>> START Records supplied

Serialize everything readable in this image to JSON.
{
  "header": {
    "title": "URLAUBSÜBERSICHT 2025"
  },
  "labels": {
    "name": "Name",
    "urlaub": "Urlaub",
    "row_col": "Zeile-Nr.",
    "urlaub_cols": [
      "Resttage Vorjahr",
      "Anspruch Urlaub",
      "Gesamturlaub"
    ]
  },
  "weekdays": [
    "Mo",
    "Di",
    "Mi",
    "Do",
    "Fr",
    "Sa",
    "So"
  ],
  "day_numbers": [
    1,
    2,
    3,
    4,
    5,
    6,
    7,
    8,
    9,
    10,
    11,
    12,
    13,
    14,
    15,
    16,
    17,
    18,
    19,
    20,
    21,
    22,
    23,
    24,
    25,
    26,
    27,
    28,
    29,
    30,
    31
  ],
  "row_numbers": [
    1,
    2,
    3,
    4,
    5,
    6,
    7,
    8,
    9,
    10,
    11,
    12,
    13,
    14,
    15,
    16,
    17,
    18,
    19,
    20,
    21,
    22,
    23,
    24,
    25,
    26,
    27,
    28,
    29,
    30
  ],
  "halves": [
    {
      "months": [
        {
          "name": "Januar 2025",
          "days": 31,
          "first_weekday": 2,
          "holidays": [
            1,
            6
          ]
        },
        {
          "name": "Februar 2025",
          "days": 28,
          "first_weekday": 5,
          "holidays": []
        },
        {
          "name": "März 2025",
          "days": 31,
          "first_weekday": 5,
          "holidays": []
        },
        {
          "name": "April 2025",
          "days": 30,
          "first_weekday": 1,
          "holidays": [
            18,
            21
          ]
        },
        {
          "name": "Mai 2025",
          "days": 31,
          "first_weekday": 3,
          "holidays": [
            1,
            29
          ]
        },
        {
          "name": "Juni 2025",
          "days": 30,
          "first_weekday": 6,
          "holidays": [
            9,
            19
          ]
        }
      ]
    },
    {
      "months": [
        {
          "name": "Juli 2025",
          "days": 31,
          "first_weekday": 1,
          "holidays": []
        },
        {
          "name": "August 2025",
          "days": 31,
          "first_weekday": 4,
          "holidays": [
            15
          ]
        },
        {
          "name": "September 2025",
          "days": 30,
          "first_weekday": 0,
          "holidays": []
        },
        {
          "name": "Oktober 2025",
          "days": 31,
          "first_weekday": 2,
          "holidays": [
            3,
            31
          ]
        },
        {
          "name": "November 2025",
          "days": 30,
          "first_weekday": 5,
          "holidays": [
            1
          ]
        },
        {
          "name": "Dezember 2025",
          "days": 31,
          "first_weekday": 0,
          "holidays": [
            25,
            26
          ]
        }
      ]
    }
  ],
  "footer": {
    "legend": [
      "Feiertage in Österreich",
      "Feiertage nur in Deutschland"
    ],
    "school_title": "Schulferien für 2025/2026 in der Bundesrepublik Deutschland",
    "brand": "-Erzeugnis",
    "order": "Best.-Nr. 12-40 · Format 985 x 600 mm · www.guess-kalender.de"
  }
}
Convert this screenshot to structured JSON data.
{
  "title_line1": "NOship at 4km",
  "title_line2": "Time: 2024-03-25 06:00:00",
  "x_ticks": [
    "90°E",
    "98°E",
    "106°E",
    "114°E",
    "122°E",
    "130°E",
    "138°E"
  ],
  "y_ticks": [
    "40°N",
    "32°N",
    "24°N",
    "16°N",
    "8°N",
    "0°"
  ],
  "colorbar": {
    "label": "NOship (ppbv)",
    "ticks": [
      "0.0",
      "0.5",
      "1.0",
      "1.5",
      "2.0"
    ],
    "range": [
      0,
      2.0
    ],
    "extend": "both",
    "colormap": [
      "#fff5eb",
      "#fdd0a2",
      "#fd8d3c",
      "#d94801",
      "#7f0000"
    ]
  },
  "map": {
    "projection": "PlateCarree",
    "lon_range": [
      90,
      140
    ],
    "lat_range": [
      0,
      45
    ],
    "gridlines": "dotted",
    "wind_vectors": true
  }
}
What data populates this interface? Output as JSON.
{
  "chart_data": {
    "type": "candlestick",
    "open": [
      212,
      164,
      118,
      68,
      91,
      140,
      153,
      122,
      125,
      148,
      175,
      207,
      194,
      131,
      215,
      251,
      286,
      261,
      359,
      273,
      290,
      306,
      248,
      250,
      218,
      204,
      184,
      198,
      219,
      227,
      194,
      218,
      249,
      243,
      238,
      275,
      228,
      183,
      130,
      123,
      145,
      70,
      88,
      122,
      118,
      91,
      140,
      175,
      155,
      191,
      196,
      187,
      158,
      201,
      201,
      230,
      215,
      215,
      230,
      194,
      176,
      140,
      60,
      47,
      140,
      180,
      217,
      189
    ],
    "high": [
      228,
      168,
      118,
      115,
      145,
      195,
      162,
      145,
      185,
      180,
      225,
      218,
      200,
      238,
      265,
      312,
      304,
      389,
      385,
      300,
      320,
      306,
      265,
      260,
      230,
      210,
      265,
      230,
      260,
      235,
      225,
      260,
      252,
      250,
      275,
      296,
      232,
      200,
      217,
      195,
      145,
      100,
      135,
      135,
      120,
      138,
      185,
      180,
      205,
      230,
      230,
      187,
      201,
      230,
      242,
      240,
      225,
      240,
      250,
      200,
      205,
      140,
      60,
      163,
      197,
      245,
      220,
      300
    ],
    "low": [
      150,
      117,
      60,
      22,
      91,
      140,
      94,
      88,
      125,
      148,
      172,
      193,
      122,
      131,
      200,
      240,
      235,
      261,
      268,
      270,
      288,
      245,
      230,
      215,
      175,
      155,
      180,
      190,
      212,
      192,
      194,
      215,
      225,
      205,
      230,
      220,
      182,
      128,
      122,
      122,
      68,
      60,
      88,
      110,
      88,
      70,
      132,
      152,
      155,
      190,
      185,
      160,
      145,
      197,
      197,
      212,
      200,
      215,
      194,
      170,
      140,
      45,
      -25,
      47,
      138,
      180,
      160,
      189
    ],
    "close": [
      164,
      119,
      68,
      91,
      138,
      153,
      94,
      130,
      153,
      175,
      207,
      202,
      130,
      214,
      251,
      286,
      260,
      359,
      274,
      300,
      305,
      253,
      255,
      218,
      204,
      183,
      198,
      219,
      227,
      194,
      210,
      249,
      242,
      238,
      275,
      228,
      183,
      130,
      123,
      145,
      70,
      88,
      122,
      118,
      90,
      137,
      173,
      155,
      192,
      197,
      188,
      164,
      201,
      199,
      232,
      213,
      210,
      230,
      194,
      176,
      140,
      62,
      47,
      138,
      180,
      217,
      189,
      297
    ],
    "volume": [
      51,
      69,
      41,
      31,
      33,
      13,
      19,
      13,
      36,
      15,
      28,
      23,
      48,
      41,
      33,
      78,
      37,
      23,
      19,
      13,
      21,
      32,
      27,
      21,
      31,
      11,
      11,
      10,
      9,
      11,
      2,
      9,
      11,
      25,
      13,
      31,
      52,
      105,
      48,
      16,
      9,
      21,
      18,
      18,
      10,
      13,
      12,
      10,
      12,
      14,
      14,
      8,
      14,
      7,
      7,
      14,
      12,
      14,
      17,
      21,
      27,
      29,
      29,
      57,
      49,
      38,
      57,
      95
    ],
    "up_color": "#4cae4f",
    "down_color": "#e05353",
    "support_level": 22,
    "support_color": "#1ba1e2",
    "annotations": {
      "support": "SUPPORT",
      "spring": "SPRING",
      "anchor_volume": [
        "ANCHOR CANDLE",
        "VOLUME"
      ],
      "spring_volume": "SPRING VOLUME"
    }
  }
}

>> END Records supplied

Given task ▸ Repeat the material above in full, keeping every word.

Answer to the exercise ▸
Serialize everything readable in this image to JSON.
{
  "header": {
    "title": "URLAUBSÜBERSICHT 2025"
  },
  "labels": {
    "name": "Name",
    "urlaub": "Urlaub",
    "row_col": "Zeile-Nr.",
    "urlaub_cols": [
      "Resttage Vorjahr",
      "Anspruch Urlaub",
      "Gesamturlaub"
    ]
  },
  "weekdays": [
    "Mo",
    "Di",
    "Mi",
    "Do",
    "Fr",
    "Sa",
    "So"
  ],
  "day_numbers": [
    1,
    2,
    3,
    4,
    5,
    6,
    7,
    8,
    9,
    10,
    11,
    12,
    13,
    14,
    15,
    16,
    17,
    18,
    19,
    20,
    21,
    22,
    23,
    24,
    25,
    26,
    27,
    28,
    29,
    30,
    31
  ],
  "row_numbers": [
    1,
    2,
    3,
    4,
    5,
    6,
    7,
    8,
    9,
    10,
    11,
    12,
    13,
    14,
    15,
    16,
    17,
    18,
    19,
    20,
    21,
    22,
    23,
    24,
    25,
    26,
    27,
    28,
    29,
    30
  ],
  "halves": [
    {
      "months": [
        {
          "name": "Januar 2025",
          "days": 31,
          "first_weekday": 2,
          "holidays": [
            1,
            6
          ]
        },
        {
          "name": "Februar 2025",
          "days": 28,
          "first_weekday": 5,
          "holidays": []
        },
        {
          "name": "März 2025",
          "days": 31,
          "first_weekday": 5,
          "holidays": []
        },
        {
          "name": "April 2025",
          "days": 30,
          "first_weekday": 1,
          "holidays": [
            18,
            21
          ]
        },
        {
          "name": "Mai 2025",
          "days": 31,
          "first_weekday": 3,
          "holidays": [
            1,
            29
          ]
        },
        {
          "name": "Juni 2025",
          "days": 30,
          "first_weekday": 6,
          "holidays": [
            9,
            19
          ]
        }
      ]
    },
    {
      "months": [
        {
          "name": "Juli 2025",
          "days": 31,
          "first_weekday": 1,
          "holidays": []
        },
        {
          "name": "August 2025",
          "days": 31,
          "first_weekday": 4,
          "holidays": [
            15
          ]
        },
        {
          "name": "September 2025",
          "days": 30,
          "first_weekday": 0,
          "holidays": []
        },
        {
          "name": "Oktober 2025",
          "days": 31,
          "first_weekday": 2,
          "holidays": [
            3,
            31
          ]
        },
        {
          "name": "November 2025",
          "days": 30,
          "first_weekday": 5,
          "holidays": [
            1
          ]
        },
        {
          "name": "Dezember 2025",
          "days": 31,
          "first_weekday": 0,
          "holidays": [
            25,
            26
          ]
        }
      ]
    }
  ],
  "footer": {
    "legend": [
      "Feiertage in Österreich",
      "Feiertage nur in Deutschland"
    ],
    "school_title": "Schulferien für 2025/2026 in der Bundesrepublik Deutschland",
    "brand": "-Erzeugnis",
    "order": "Best.-Nr. 12-40 · Format 985 x 600 mm · www.guess-kalender.de"
  }
}
Convert this screenshot to structured JSON data.
{
  "title_line1": "NOship at 4km",
  "title_line2": "Time: 2024-03-25 06:00:00",
  "x_ticks": [
    "90°E",
    "98°E",
    "106°E",
    "114°E",
    "122°E",
    "130°E",
    "138°E"
  ],
  "y_ticks": [
    "40°N",
    "32°N",
    "24°N",
    "16°N",
    "8°N",
    "0°"
  ],
  "colorbar": {
    "label": "NOship (ppbv)",
    "ticks": [
      "0.0",
      "0.5",
      "1.0",
      "1.5",
      "2.0"
    ],
    "range": [
      0,
      2.0
    ],
    "extend": "both",
    "colormap": [
      "#fff5eb",
      "#fdd0a2",
      "#fd8d3c",
      "#d94801",
      "#7f0000"
    ]
  },
  "map": {
    "projection": "PlateCarree",
    "lon_range": [
      90,
      140
    ],
    "lat_range": [
      0,
      45
    ],
    "gridlines": "dotted",
    "wind_vectors": true
  }
}
What data populates this interface? Output as JSON.
{
  "chart_data": {
    "type": "candlestick",
    "open": [
      212,
      164,
      118,
      68,
      91,
      140,
      153,
      122,
      125,
      148,
      175,
      207,
      194,
      131,
      215,
      251,
      286,
      261,
      359,
      273,
      290,
      306,
      248,
      250,
      218,
      204,
      184,
      198,
      219,
      227,
      194,
      218,
      249,
      243,
      238,
      275,
      228,
      183,
      130,
      123,
      145,
      70,
      88,
      122,
      118,
      91,
      140,
      175,
      155,
      191,
      196,
      187,
      158,
      201,
      201,
      230,
      215,
      215,
      230,
      194,
      176,
      140,
      60,
      47,
      140,
      180,
      217,
      189
    ],
    "high": [
      228,
      168,
      118,
      115,
      145,
      195,
      162,
      145,
      185,
      180,
      225,
      218,
      200,
      238,
      265,
      312,
      304,
      389,
      385,
      300,
      320,
      306,
      265,
      260,
      230,
      210,
      265,
      230,
      260,
      235,
      225,
      260,
      252,
      250,
      275,
      296,
      232,
      200,
      217,
      195,
      145,
      100,
      135,
      135,
      120,
      138,
      185,
      180,
      205,
      230,
      230,
      187,
      201,
      230,
      242,
      240,
      225,
      240,
      250,
      200,
      205,
      140,
      60,
      163,
      197,
      245,
      220,
      300
    ],
    "low": [
      150,
      117,
      60,
      22,
      91,
      140,
      94,
      88,
      125,
      148,
      172,
      193,
      122,
      131,
      200,
      240,
      235,
      261,
      268,
      270,
      288,
      245,
      230,
      215,
      175,
      155,
      180,
      190,
      212,
      192,
      194,
      215,
      225,
      205,
      230,
      220,
      182,
      128,
      122,
      122,
      68,
      60,
      88,
      110,
      88,
      70,
      132,
      152,
      155,
      190,
      185,
      160,
      145,
      197,
      197,
      212,
      200,
      215,
      194,
      170,
      140,
      45,
      -25,
      47,
      138,
      180,
      160,
      189
    ],
    "close": [
      164,
      119,
      68,
      91,
      138,
      153,
      94,
      130,
      153,
      175,
      207,
      202,
      130,
      214,
      251,
      286,
      260,
      359,
      274,
      300,
      305,
      253,
      255,
      218,
      204,
      183,
      198,
      219,
      227,
      194,
      210,
      249,
      242,
      238,
      275,
      228,
      183,
      130,
      123,
      145,
      70,
      88,
      122,
      118,
      90,
      137,
      173,
      155,
      192,
      197,
      188,
      164,
      201,
      199,
      232,
      213,
      210,
      230,
      194,
      176,
      140,
      62,
      47,
      138,
      180,
      217,
      189,
      297
    ],
    "volume": [
      51,
      69,
      41,
      31,
      33,
      13,
      19,
      13,
      36,
      15,
      28,
      23,
      48,
      41,
      33,
      78,
      37,
      23,
      19,
      13,
      21,
      32,
      27,
      21,
      31,
      11,
      11,
      10,
      9,
      11,
      2,
      9,
      11,
      25,
      13,
      31,
      52,
      105,
      48,
      16,
      9,
      21,
      18,
      18,
      10,
      13,
      12,
      10,
      12,
      14,
      14,
      8,
      14,
      7,
      7,
      14,
      12,
      14,
      17,
      21,
      27,
      29,
      29,
      57,
      49,
      38,
      57,
      95
    ],
    "up_color": "#4cae4f",
    "down_color": "#e05353",
    "support_level": 22,
    "support_color": "#1ba1e2",
    "annotations": {
      "support": "SUPPORT",
      "spring": "SPRING",
      "anchor_volume": [
        "ANCHOR CANDLE",
        "VOLUME"
      ],
      "spring_volume": "SPRING VOLUME"
    }
  }
}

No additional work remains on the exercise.